◆ Written task ◆
Return the whole listing, keeping every character the same.
┌────────
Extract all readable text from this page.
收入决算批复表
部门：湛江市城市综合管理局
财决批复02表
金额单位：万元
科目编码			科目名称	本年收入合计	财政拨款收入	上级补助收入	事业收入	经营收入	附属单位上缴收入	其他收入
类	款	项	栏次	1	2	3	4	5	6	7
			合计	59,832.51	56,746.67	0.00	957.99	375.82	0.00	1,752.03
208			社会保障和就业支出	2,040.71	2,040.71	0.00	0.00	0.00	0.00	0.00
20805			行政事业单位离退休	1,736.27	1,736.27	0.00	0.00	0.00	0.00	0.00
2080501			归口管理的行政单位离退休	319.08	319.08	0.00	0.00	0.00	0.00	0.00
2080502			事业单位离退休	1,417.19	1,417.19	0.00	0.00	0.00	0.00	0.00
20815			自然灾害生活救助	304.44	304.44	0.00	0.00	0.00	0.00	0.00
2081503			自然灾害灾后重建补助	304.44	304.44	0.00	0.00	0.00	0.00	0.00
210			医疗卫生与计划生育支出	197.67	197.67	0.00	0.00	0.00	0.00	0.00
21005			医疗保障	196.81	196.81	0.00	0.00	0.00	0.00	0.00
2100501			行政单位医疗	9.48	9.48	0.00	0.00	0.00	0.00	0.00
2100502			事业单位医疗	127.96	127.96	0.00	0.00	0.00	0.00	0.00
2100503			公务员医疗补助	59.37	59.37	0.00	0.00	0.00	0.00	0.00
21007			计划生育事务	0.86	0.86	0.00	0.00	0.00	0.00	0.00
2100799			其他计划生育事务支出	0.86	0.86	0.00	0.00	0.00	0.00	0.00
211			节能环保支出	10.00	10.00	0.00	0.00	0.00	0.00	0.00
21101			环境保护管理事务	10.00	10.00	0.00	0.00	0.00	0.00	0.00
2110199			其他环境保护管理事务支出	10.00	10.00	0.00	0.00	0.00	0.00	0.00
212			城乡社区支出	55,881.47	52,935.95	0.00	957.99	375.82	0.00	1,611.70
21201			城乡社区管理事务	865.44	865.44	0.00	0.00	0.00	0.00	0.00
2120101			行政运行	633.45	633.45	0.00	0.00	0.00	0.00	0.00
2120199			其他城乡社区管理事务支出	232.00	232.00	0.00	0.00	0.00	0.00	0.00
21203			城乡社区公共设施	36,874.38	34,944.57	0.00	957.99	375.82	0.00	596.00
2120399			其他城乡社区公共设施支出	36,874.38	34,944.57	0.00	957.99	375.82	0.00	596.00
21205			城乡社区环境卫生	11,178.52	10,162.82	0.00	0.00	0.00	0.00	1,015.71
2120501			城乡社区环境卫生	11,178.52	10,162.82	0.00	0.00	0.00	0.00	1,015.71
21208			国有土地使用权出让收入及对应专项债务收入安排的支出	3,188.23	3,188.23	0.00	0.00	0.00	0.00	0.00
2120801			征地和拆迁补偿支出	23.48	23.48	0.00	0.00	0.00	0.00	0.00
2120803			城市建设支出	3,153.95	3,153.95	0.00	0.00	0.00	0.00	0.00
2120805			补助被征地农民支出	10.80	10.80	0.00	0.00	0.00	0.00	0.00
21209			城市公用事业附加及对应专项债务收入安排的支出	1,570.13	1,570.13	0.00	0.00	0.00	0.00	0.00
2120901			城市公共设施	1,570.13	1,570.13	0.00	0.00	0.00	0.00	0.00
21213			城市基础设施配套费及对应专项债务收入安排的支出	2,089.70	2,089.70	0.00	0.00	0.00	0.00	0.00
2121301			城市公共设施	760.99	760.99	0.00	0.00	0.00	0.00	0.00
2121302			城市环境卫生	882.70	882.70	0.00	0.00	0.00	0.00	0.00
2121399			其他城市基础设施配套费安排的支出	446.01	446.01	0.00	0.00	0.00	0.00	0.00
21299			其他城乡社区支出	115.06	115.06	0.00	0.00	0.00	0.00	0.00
└────────
◆ The answer ◆
Extract all readable text from this page.
收入决算批复表
部门：湛江市城市综合管理局
财决批复02表
金额单位：万元
科目编码			科目名称	本年收入合计	财政拨款收入	上级补助收入	事业收入	经营收入	附属单位上缴收入	其他收入
类	款	项	栏次	1	2	3	4	5	6	7
			合计	59,832.51	56,746.67	0.00	957.99	375.82	0.00	1,752.03
208			社会保障和就业支出	2,040.71	2,040.71	0.00	0.00	0.00	0.00	0.00
20805			行政事业单位离退休	1,736.27	1,736.27	0.00	0.00	0.00	0.00	0.00
2080501			归口管理的行政单位离退休	319.08	319.08	0.00	0.00	0.00	0.00	0.00
2080502			事业单位离退休	1,417.19	1,417.19	0.00	0.00	0.00	0.00	0.00
20815			自然灾害生活救助	304.44	304.44	0.00	0.00	0.00	0.00	0.00
2081503			自然灾害灾后重建补助	304.44	304.44	0.00	0.00	0.00	0.00	0.00
210			医疗卫生与计划生育支出	197.67	197.67	0.00	0.00	0.00	0.00	0.00
21005			医疗保障	196.81	196.81	0.00	0.00	0.00	0.00	0.00
2100501			行政单位医疗	9.48	9.48	0.00	0.00	0.00	0.00	0.00
2100502			事业单位医疗	127.96	127.96	0.00	0.00	0.00	0.00	0.00
2100503			公务员医疗补助	59.37	59.37	0.00	0.00	0.00	0.00	0.00
21007			计划生育事务	0.86	0.86	0.00	0.00	0.00	0.00	0.00
2100799			其他计划生育事务支出	0.86	0.86	0.00	0.00	0.00	0.00	0.00
211			节能环保支出	10.00	10.00	0.00	0.00	0.00	0.00	0.00
21101			环境保护管理事务	10.00	10.00	0.00	0.00	0.00	0.00	0.00
2110199			其他环境保护管理事务支出	10.00	10.00	0.00	0.00	0.00	0.00	0.00
212			城乡社区支出	55,881.47	52,935.95	0.00	957.99	375.82	0.00	1,611.70
21201			城乡社区管理事务	865.44	865.44	0.00	0.00	0.00	0.00	0.00
2120101			行政运行	633.45	633.45	0.00	0.00	0.00	0.00	0.00
2120199			其他城乡社区管理事务支出	232.00	232.00	0.00	0.00	0.00	0.00	0.00
21203			城乡社区公共设施	36,874.38	34,944.57	0.00	957.99	375.82	0.00	596.00
2120399			其他城乡社区公共设施支出	36,874.38	34,944.57	0.00	957.99	375.82	0.00	596.00
21205			城乡社区环境卫生	11,178.52	10,162.82	0.00	0.00	0.00	0.00	1,015.71
2120501			城乡社区环境卫生	11,178.52	10,162.82	0.00	0.00	0.00	0.00	1,015.71
21208			国有土地使用权出让收入及对应专项债务收入安排的支出	3,188.23	3,188.23	0.00	0.00	0.00	0.00	0.00
2120801			征地和拆迁补偿支出	23.48	23.48	0.00	0.00	0.00	0.00	0.00
2120803			城市建设支出	3,153.95	3,153.95	0.00	0.00	0.00	0.00	0.00
2120805			补助被征地农民支出	10.80	10.80	0.00	0.00	0.00	0.00	0.00
21209			城市公用事业附加及对应专项债务收入安排的支出	1,570.13	1,570.13	0.00	0.00	0.00	0.00	0.00
2120901			城市公共设施	1,570.13	1,570.13	0.00	0.00	0.00	0.00	0.00
21213			城市基础设施配套费及对应专项债务收入安排的支出	2,089.70	2,089.70	0.00	0.00	0.00	0.00	0.00
2121301			城市公共设施	760.99	760.99	0.00	0.00	0.00	0.00	0.00
2121302			城市环境卫生	882.70	882.70	0.00	0.00	0.00	0.00	0.00
2121399			其他城市基础设施配套费安排的支出	446.01	446.01	0.00	0.00	0.00	0.00	0.00
21299			其他城乡社区支出	115.06	115.06	0.00	0.00	0.00	0.00	0.00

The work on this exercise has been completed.